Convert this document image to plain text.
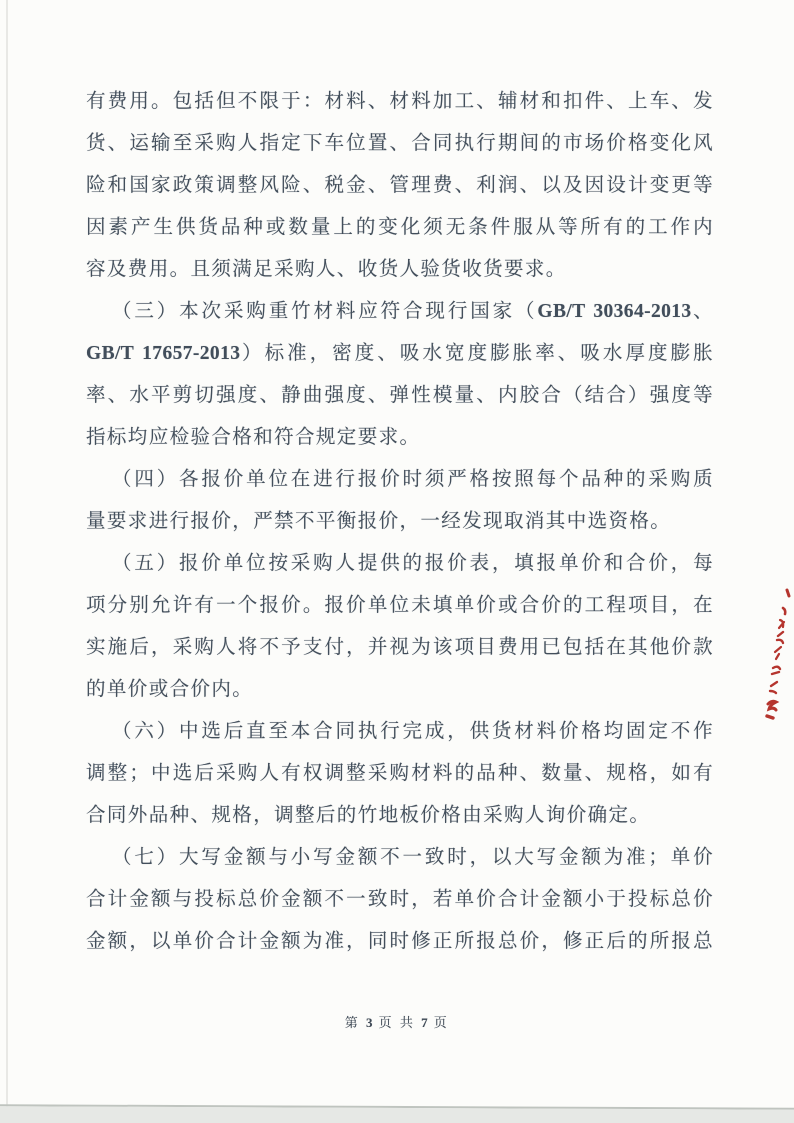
有费用。包括但不限于：材料、材料加工、辅材和扣件、上车、发
货、运输至采购人指定下车位置、合同执行期间的市场价格变化风
险和国家政策调整风险、税金、管理费、利润、以及因设计变更等
因素产生供货品种或数量上的变化须无条件服从等所有的工作内
容及费用。且须满足采购人、收货人验货收货要求。
（三）本次采购重竹材料应符合现行国家（GB/T 30364-2013、
GB/T 17657-2013）标准，密度、吸水宽度膨胀率、吸水厚度膨胀
率、水平剪切强度、静曲强度、弹性模量、内胶合（结合）强度等
指标均应检验合格和符合规定要求。
（四）各报价单位在进行报价时须严格按照每个品种的采购质
量要求进行报价，严禁不平衡报价，一经发现取消其中选资格。
（五）报价单位按采购人提供的报价表，填报单价和合价，每
项分别允许有一个报价。报价单位未填单价或合价的工程项目，在
实施后，采购人将不予支付，并视为该项目费用已包括在其他价款
的单价或合价内。
（六）中选后直至本合同执行完成，供货材料价格均固定不作
调整；中选后采购人有权调整采购材料的品种、数量、规格，如有
合同外品种、规格，调整后的竹地板价格由采购人询价确定。
（七）大写金额与小写金额不一致时，以大写金额为准；单价
合计金额与投标总价金额不一致时，若单价合计金额小于投标总价
金额，以单价合计金额为准，同时修正所报总价，修正后的所报总
第 3 页 共 7 页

Goal:
Quote the material exactly. Pictures stay out.

Output of the task:
Convert this document image to plain text.
有费用。包括但不限于：材料、材料加工、辅材和扣件、上车、发
货、运输至采购人指定下车位置、合同执行期间的市场价格变化风
险和国家政策调整风险、税金、管理费、利润、以及因设计变更等
因素产生供货品种或数量上的变化须无条件服从等所有的工作内
容及费用。且须满足采购人、收货人验货收货要求。
（三）本次采购重竹材料应符合现行国家（GB/T 30364-2013、
GB/T 17657-2013）标准，密度、吸水宽度膨胀率、吸水厚度膨胀
率、水平剪切强度、静曲强度、弹性模量、内胶合（结合）强度等
指标均应检验合格和符合规定要求。
（四）各报价单位在进行报价时须严格按照每个品种的采购质
量要求进行报价，严禁不平衡报价，一经发现取消其中选资格。
（五）报价单位按采购人提供的报价表，填报单价和合价，每
项分别允许有一个报价。报价单位未填单价或合价的工程项目，在
实施后，采购人将不予支付，并视为该项目费用已包括在其他价款
的单价或合价内。
（六）中选后直至本合同执行完成，供货材料价格均固定不作
调整；中选后采购人有权调整采购材料的品种、数量、规格，如有
合同外品种、规格，调整后的竹地板价格由采购人询价确定。
（七）大写金额与小写金额不一致时，以大写金额为准；单价
合计金额与投标总价金额不一致时，若单价合计金额小于投标总价
金额，以单价合计金额为准，同时修正所报总价，修正后的所报总
第 3 页 共 7 页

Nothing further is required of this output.